Source records
▼
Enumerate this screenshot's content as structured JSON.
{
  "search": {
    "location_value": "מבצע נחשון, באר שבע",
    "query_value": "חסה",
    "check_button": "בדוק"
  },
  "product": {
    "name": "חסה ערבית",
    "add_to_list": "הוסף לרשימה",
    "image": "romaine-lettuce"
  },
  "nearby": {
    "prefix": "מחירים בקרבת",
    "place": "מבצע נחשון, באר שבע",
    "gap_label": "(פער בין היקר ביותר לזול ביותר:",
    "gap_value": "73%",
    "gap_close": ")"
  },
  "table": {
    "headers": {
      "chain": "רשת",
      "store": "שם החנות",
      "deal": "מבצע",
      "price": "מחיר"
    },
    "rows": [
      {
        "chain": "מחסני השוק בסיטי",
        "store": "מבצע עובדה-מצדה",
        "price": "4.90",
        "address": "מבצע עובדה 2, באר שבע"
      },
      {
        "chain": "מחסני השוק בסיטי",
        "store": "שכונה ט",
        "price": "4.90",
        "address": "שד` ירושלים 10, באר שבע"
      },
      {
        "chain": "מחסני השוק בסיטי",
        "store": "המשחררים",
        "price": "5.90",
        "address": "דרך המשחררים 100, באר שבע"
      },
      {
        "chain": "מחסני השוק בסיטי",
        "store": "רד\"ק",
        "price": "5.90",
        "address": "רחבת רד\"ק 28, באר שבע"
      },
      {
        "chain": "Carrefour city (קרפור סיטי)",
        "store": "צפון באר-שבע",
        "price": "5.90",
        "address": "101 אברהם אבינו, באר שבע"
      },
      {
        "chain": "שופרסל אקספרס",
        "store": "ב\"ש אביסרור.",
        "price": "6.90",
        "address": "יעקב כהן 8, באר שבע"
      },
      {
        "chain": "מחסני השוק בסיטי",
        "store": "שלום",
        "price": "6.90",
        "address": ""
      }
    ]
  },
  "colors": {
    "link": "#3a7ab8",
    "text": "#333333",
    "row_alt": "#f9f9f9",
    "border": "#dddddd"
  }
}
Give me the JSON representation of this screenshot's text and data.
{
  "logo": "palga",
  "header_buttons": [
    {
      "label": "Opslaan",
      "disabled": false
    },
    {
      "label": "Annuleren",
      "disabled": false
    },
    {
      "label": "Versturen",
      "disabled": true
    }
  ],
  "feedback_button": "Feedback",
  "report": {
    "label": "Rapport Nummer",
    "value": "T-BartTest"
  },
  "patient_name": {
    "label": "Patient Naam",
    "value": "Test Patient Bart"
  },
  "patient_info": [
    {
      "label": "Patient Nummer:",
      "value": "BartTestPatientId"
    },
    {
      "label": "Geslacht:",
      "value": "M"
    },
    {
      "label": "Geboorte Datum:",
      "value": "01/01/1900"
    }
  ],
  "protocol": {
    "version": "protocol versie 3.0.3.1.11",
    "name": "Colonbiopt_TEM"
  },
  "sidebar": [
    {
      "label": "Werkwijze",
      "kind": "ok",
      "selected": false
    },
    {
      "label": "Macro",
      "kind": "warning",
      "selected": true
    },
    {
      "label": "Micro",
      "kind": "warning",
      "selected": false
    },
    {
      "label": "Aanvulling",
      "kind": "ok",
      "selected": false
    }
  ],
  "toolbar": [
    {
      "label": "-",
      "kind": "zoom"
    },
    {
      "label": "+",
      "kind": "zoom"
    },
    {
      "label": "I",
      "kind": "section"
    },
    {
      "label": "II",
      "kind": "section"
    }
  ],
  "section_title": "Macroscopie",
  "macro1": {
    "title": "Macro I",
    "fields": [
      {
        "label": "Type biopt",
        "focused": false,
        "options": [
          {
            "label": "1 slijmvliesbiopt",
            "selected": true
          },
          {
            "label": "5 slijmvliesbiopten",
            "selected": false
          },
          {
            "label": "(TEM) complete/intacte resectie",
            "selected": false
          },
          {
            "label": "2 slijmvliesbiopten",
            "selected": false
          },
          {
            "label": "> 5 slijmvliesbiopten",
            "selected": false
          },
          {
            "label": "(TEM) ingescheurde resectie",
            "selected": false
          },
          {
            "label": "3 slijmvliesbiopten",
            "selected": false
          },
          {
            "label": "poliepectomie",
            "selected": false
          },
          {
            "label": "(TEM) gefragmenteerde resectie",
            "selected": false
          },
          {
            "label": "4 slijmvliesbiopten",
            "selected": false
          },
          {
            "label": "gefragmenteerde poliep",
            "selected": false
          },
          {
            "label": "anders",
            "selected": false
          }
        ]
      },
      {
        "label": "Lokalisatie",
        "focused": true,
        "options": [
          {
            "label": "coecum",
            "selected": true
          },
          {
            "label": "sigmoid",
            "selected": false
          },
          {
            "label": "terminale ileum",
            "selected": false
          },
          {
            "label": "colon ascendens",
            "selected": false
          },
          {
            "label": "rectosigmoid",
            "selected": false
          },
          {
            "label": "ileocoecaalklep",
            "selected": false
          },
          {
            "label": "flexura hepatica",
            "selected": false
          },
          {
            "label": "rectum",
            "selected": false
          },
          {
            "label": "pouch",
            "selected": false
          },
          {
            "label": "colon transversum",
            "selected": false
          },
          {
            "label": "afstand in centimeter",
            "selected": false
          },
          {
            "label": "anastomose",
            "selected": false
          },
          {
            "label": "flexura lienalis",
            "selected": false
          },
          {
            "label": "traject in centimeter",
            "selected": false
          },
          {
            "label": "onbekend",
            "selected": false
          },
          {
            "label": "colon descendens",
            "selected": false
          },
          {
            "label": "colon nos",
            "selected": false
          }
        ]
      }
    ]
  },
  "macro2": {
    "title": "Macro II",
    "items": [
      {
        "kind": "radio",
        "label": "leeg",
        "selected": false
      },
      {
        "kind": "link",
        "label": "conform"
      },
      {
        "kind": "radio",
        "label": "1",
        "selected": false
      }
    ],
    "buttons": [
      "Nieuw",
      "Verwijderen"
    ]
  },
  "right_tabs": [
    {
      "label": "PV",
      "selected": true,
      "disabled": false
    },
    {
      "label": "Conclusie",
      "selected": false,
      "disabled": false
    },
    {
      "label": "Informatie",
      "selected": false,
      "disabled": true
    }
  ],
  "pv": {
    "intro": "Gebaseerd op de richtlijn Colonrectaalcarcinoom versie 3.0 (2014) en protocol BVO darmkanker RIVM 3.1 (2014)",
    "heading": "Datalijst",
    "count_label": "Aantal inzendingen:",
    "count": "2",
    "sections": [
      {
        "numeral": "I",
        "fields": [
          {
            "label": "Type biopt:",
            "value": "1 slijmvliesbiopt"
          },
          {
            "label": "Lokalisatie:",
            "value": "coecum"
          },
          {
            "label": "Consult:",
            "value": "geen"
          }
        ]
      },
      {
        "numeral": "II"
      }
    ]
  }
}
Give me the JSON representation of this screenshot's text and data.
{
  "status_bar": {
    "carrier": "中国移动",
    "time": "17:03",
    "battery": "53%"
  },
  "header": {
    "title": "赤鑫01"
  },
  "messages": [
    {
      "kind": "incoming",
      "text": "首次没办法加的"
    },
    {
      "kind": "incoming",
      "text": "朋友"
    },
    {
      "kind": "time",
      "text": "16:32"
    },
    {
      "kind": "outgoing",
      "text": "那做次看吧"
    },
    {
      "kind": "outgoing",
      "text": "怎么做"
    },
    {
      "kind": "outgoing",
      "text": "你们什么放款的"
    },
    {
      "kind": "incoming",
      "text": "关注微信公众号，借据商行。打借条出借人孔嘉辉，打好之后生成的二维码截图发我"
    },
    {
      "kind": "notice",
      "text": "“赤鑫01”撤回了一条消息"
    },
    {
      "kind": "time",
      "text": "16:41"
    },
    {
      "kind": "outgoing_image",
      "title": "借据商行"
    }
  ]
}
▲
◆ **Brief**
Search the records for the word "address", then list every line that has it.

◆ **Task answer**
        "address": "מבצע עובדה 2, באר שבע"
        "address": "שד` ירושלים 10, באר שבע"
        "address": "דרך המשחררים 100, באר שבע"
        "address": "רחבת רד\"ק 28, באר שבע"
        "address": "101 אברהם אבינו, באר שבע"
        "address": "יעקב כהן 8, באר שבע"
        "address": ""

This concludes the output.